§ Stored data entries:

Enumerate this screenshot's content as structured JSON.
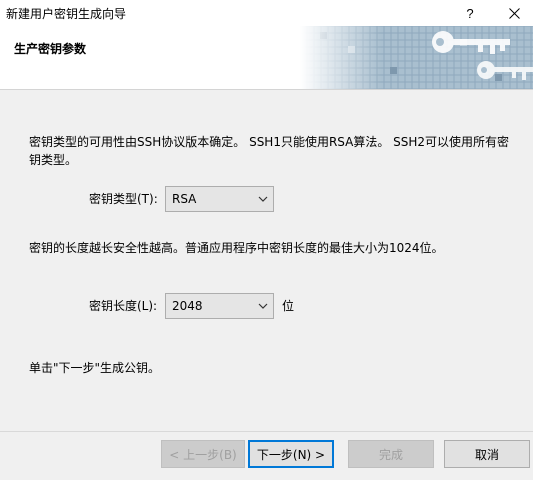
{
  "window": {
    "title": "新建用户密钥生成向导",
    "help_glyph": "?",
    "close_glyph": "✕"
  },
  "header": {
    "title": "生产密钥参数",
    "art_icon": "keys-banner-icon"
  },
  "content": {
    "intro": "密钥类型的可用性由SSH协议版本确定。 SSH1只能使用RSA算法。 SSH2可以使用所有密钥类型。",
    "key_type_label": "密钥类型(T):",
    "key_type_value": "RSA",
    "length_note": "密钥的长度越长安全性越高。普通应用程序中密钥长度的最佳大小为1024位。",
    "key_length_label": "密钥长度(L):",
    "key_length_value": "2048",
    "key_length_unit": "位",
    "next_hint": "单击\"下一步\"生成公钥。"
  },
  "buttons": {
    "back": "< 上一步(B)",
    "next": "下一步(N) >",
    "finish": "完成",
    "cancel": "取消"
  },
  "colors": {
    "window_bg": "#f0f0f0",
    "header_bg": "#ffffff",
    "default_button_border": "#0078d7"
  }
}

§ SET PROBLEM:
State how many lines include the string "content", and nothing more.

§ TASK RESPONSE:
2